[Dataset records]
## Start
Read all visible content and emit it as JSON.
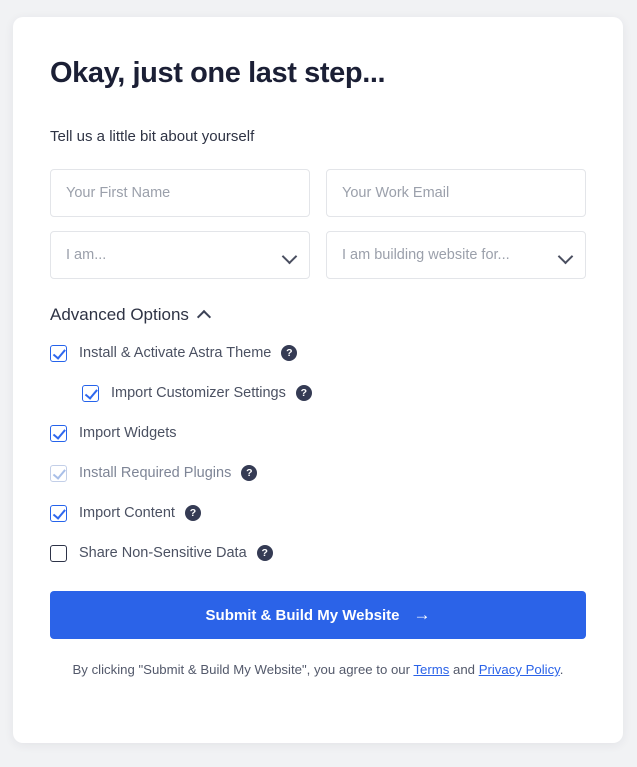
{
  "card": {
    "title": "Okay, just one last step...",
    "subtitle": "Tell us a little bit about yourself"
  },
  "form": {
    "first_name": {
      "placeholder": "Your First Name",
      "value": ""
    },
    "work_email": {
      "placeholder": "Your Work Email",
      "value": ""
    },
    "role_select": {
      "selected": "I am..."
    },
    "purpose_select": {
      "selected": "I am building website for..."
    }
  },
  "advanced": {
    "label": "Advanced Options",
    "expanded": true,
    "chevron_icon": "chevron-up-icon",
    "options": [
      {
        "label": "Install & Activate Astra Theme",
        "checked": true,
        "disabled": false,
        "indent": false,
        "help": true,
        "help_glyph": "?"
      },
      {
        "label": "Import Customizer Settings",
        "checked": true,
        "disabled": false,
        "indent": true,
        "help": true,
        "help_glyph": "?"
      },
      {
        "label": "Import Widgets",
        "checked": true,
        "disabled": false,
        "indent": false,
        "help": false,
        "help_glyph": "?"
      },
      {
        "label": "Install Required Plugins",
        "checked": true,
        "disabled": true,
        "indent": false,
        "help": true,
        "help_glyph": "?"
      },
      {
        "label": "Import Content",
        "checked": true,
        "disabled": false,
        "indent": false,
        "help": true,
        "help_glyph": "?"
      },
      {
        "label": "Share Non-Sensitive Data",
        "checked": false,
        "disabled": false,
        "indent": false,
        "help": true,
        "help_glyph": "?"
      }
    ]
  },
  "submit": {
    "label": "Submit & Build My Website",
    "arrow_icon": "arrow-right-icon",
    "arrow_glyph": "→"
  },
  "legal": {
    "prefix": "By clicking \"Submit & Build My Website\", you agree to our ",
    "terms_link": "Terms",
    "middle": " and ",
    "privacy_link": "Privacy Policy",
    "suffix": "."
  },
  "colors": {
    "accent": "#2b63e8",
    "checkbox_blue": "#2f68ee",
    "heading": "#1b1f35",
    "page_bg": "#f1f2f4",
    "help_bg": "#353b54"
  }
}
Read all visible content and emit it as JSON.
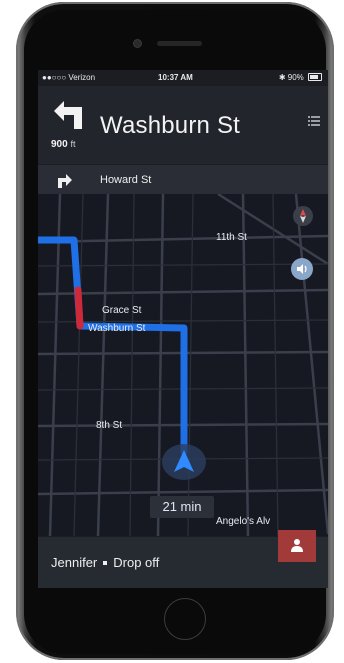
{
  "status_bar": {
    "carrier": "●●○○○ Verizon",
    "time": "10:37 AM",
    "battery": "90%"
  },
  "navigation": {
    "current_street": "Washburn St",
    "distance_value": "900",
    "distance_unit": "ft",
    "next_turn_street": "Howard St"
  },
  "map": {
    "street_labels": {
      "eleventh": "11th St",
      "grace": "Grace St",
      "washburn": "Washburn St",
      "eighth": "8th St",
      "angelos": "Angelo's Alv"
    },
    "eta": "21 min",
    "route_color": "#1f6fe6",
    "traffic_color": "#cc2a3a",
    "sound_button_color": "#8aa6c8"
  },
  "trip": {
    "rider_name": "Jennifer",
    "action": "Drop off",
    "rider_button_color": "#a23a3a"
  }
}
## End
Leave out the pictures and print each record exactly as it stands.

Read all visible content and emit it as JSON.
{
  "card": {
    "title": "Okay, just one last step...",
    "subtitle": "Tell us a little bit about yourself"
  },
  "form": {
    "first_name": {
      "placeholder": "Your First Name",
      "value": ""
    },
    "work_email": {
      "placeholder": "Your Work Email",
      "value": ""
    },
    "role_select": {
      "selected": "I am..."
    },
    "purpose_select": {
      "selected": "I am building website for..."
    }
  },
  "advanced": {
    "label": "Advanced Options",
    "expanded": true,
    "chevron_icon": "chevron-up-icon",
    "options": [
      {
        "label": "Install & Activate Astra Theme",
        "checked": true,
        "disabled": false,
        "indent": false,
        "help": true,
        "help_glyph": "?"
      },
      {
        "label": "Import Customizer Settings",
        "checked": true,
        "disabled": false,
        "indent": true,
        "help": true,
        "help_glyph": "?"
      },
      {
        "label": "Import Widgets",
        "checked": true,
        "disabled": false,
        "indent": false,
        "help": false,
        "help_glyph": "?"
      },
      {
        "label": "Install Required Plugins",
        "checked": true,
        "disabled": true,
        "indent": false,
        "help": true,
        "help_glyph": "?"
      },
      {
        "label": "Import Content",
        "checked": true,
        "disabled": false,
        "indent": false,
        "help": true,
        "help_glyph": "?"
      },
      {
        "label": "Share Non-Sensitive Data",
        "checked": false,
        "disabled": false,
        "indent": false,
        "help": true,
        "help_glyph": "?"
      }
    ]
  },
  "submit": {
    "label": "Submit & Build My Website",
    "arrow_icon": "arrow-right-icon",
    "arrow_glyph": "→"
  },
  "legal": {
    "prefix": "By clicking \"Submit & Build My Website\", you agree to our ",
    "terms_link": "Terms",
    "middle": " and ",
    "privacy_link": "Privacy Policy",
    "suffix": "."
  },
  "colors": {
    "accent": "#2b63e8",
    "checkbox_blue": "#2f68ee",
    "heading": "#1b1f35",
    "page_bg": "#f1f2f4",
    "help_bg": "#353b54"
  }
}
Read all visible content and emit it as JSON.
{
  "status_bar": {
    "carrier": "●●○○○ Verizon",
    "time": "10:37 AM",
    "battery": "90%"
  },
  "navigation": {
    "current_street": "Washburn St",
    "distance_value": "900",
    "distance_unit": "ft",
    "next_turn_street": "Howard St"
  },
  "map": {
    "street_labels": {
      "eleventh": "11th St",
      "grace": "Grace St",
      "washburn": "Washburn St",
      "eighth": "8th St",
      "angelos": "Angelo's Alv"
    },
    "eta": "21 min",
    "route_color": "#1f6fe6",
    "traffic_color": "#cc2a3a",
    "sound_button_color": "#8aa6c8"
  },
  "trip": {
    "rider_name": "Jennifer",
    "action": "Drop off",
    "rider_button_color": "#a23a3a"
  }
}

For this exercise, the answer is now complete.